- Task goal:
Find every line in the data below that contains the string "server" and copy each of those lines.

- The records:
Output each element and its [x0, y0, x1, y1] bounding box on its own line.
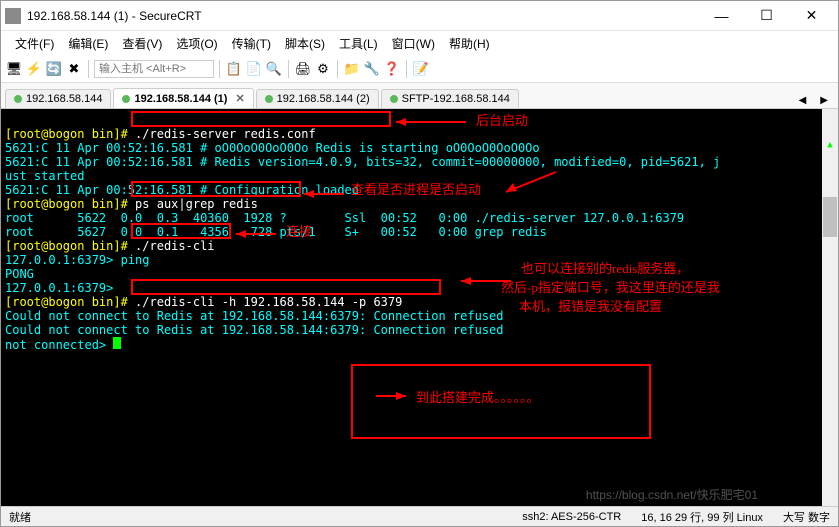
menu-tools[interactable]: 工具(L): [333, 33, 384, 54]
print-icon[interactable]: 🖨: [294, 60, 312, 78]
tab-label: 192.168.58.144 (2): [277, 93, 370, 105]
highlight-box: [131, 111, 391, 127]
watermark: https://blog.csdn.net/快乐肥宅01: [586, 488, 758, 502]
status-cipher: ssh2: AES-256-CTR: [522, 511, 621, 523]
session-icon[interactable]: 📁: [343, 60, 361, 78]
close-button[interactable]: ✕: [789, 2, 834, 30]
terminal[interactable]: [root@bogon bin]# ./redis-server redis.c…: [1, 109, 838, 506]
command: ./redis-cli: [135, 239, 214, 253]
tab-label: 192.168.58.144 (1): [134, 93, 227, 105]
status-dot-icon: [390, 95, 398, 103]
tab-prev-icon[interactable]: ◀: [793, 93, 813, 108]
quick-connect-icon[interactable]: ⚡: [25, 60, 43, 78]
menu-transfer[interactable]: 传输(T): [226, 33, 277, 54]
menu-window[interactable]: 窗口(W): [386, 33, 441, 54]
minimize-button[interactable]: —: [699, 2, 744, 30]
status-caps: 大写 数字: [783, 509, 830, 525]
annotation: 也可以连接别的redis服务器，: [521, 262, 689, 276]
tabbar: 192.168.58.144 192.168.58.144 (1) ✕ 192.1…: [1, 83, 838, 109]
output-line: not connected>: [5, 338, 113, 352]
command: ./redis-server redis.conf: [135, 127, 316, 141]
tab-session-3[interactable]: 192.168.58.144 (2): [256, 89, 379, 108]
status-dot-icon: [14, 95, 22, 103]
annotation: 后台启动: [476, 114, 528, 128]
output-line: Could not connect to Redis at 192.168.58…: [5, 323, 504, 337]
reconnect-icon[interactable]: 🔄: [45, 60, 63, 78]
menubar: 文件(F) 编辑(E) 查看(V) 选项(O) 传输(T) 脚本(S) 工具(L…: [1, 31, 838, 55]
annotation: 到此搭建完成。。。。。。: [416, 391, 540, 405]
options-icon[interactable]: ⚙: [314, 60, 332, 78]
output-line: root 5622 0.0 0.3 40360 1928 ? Ssl 00:52…: [5, 211, 684, 225]
tab-close-icon[interactable]: ✕: [235, 92, 244, 105]
arrow-icon: [501, 167, 561, 197]
output-line: 127.0.0.1:6379> ping: [5, 253, 150, 267]
menu-edit[interactable]: 编辑(E): [62, 33, 114, 54]
menu-view[interactable]: 查看(V): [116, 33, 168, 54]
annotation: 然后-p指定端口号，我这里连的还是我: [501, 281, 720, 295]
output-line: 5621:C 11 Apr 00:52:16.581 # Configurati…: [5, 183, 359, 197]
arrow-icon: [371, 389, 411, 403]
output-line: 5621:C 11 Apr 00:52:16.581 # Redis versi…: [5, 155, 720, 169]
prompt: [root@bogon bin]#: [5, 295, 135, 309]
tab-sftp[interactable]: SFTP-192.168.58.144: [381, 89, 519, 108]
status-dot-icon: [265, 95, 273, 103]
tab-label: 192.168.58.144: [26, 93, 102, 105]
output-line: root 5627 0.0 0.1 4356 728 pts/1 S+ 00:5…: [5, 225, 547, 239]
tab-label: SFTP-192.168.58.144: [402, 93, 510, 105]
tab-session-2[interactable]: 192.168.58.144 (1) ✕: [113, 88, 253, 108]
output-line: 5621:C 11 Apr 00:52:16.581 # oO0OoO0OoO0…: [5, 141, 540, 155]
highlight-box: [351, 364, 651, 439]
output-line: ust started: [5, 169, 84, 183]
status-dot-icon: [122, 95, 130, 103]
scroll-up-icon[interactable]: ▲: [822, 137, 838, 153]
paste-icon[interactable]: 📄: [245, 60, 263, 78]
arrow-icon: [456, 274, 516, 288]
command: ./redis-cli -h 192.168.58.144 -p 6379: [135, 295, 402, 309]
command: ps aux|grep redis: [135, 197, 258, 211]
status-ready: 就绪: [9, 509, 31, 525]
tab-next-icon[interactable]: ▶: [814, 93, 834, 108]
tab-session-1[interactable]: 192.168.58.144: [5, 89, 111, 108]
annotation: 本机，报错是我没有配置: [519, 300, 662, 314]
titlebar: 192.168.58.144 (1) - SecureCRT — ☐ ✕: [1, 1, 838, 31]
connect-icon[interactable]: 🖥: [5, 60, 23, 78]
scroll-thumb[interactable]: [823, 197, 837, 237]
annotation: 查看是否进程是否启动: [351, 183, 481, 197]
prompt: [root@bogon bin]#: [5, 239, 135, 253]
output-line: Could not connect to Redis at 192.168.58…: [5, 309, 504, 323]
arrow-icon: [391, 115, 471, 129]
prompt: [root@bogon bin]#: [5, 197, 135, 211]
output-line: PONG: [5, 267, 34, 281]
output-line: 127.0.0.1:6379>: [5, 281, 121, 295]
menu-script[interactable]: 脚本(S): [279, 33, 331, 54]
app-window: 192.168.58.144 (1) - SecureCRT — ☐ ✕ 文件(…: [0, 0, 839, 527]
disconnect-icon[interactable]: ✖: [65, 60, 83, 78]
help-icon[interactable]: ❓: [383, 60, 401, 78]
highlight-box: [131, 279, 441, 295]
maximize-button[interactable]: ☐: [744, 2, 789, 30]
log-icon[interactable]: 📝: [412, 60, 430, 78]
copy-icon[interactable]: 📋: [225, 60, 243, 78]
scrollbar[interactable]: ▲: [822, 109, 838, 506]
find-icon[interactable]: 🔍: [265, 60, 283, 78]
host-input[interactable]: [94, 60, 214, 78]
menu-file[interactable]: 文件(F): [9, 33, 60, 54]
prompt: [root@bogon bin]#: [5, 127, 135, 141]
window-title: 192.168.58.144 (1) - SecureCRT: [27, 9, 699, 23]
settings-icon[interactable]: 🔧: [363, 60, 381, 78]
status-position: 16, 16 29 行, 99 列 Linux: [641, 509, 763, 525]
menu-help[interactable]: 帮助(H): [443, 33, 496, 54]
app-icon: [5, 8, 21, 24]
toolbar: 🖥 ⚡ 🔄 ✖ 📋 📄 🔍 🖨 ⚙ 📁 🔧 ❓ 📝: [1, 55, 838, 83]
statusbar: 就绪 ssh2: AES-256-CTR 16, 16 29 行, 99 列 L…: [1, 506, 838, 526]
menu-options[interactable]: 选项(O): [170, 33, 223, 54]
cursor: [113, 337, 121, 349]
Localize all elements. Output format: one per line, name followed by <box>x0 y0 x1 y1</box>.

- Task output:
terminal[interactable]: [root@bogon bin]# ./redis-server redis.c…: [1, 109, 838, 506]
command: ./redis-server redis.conf: [135, 127, 316, 141]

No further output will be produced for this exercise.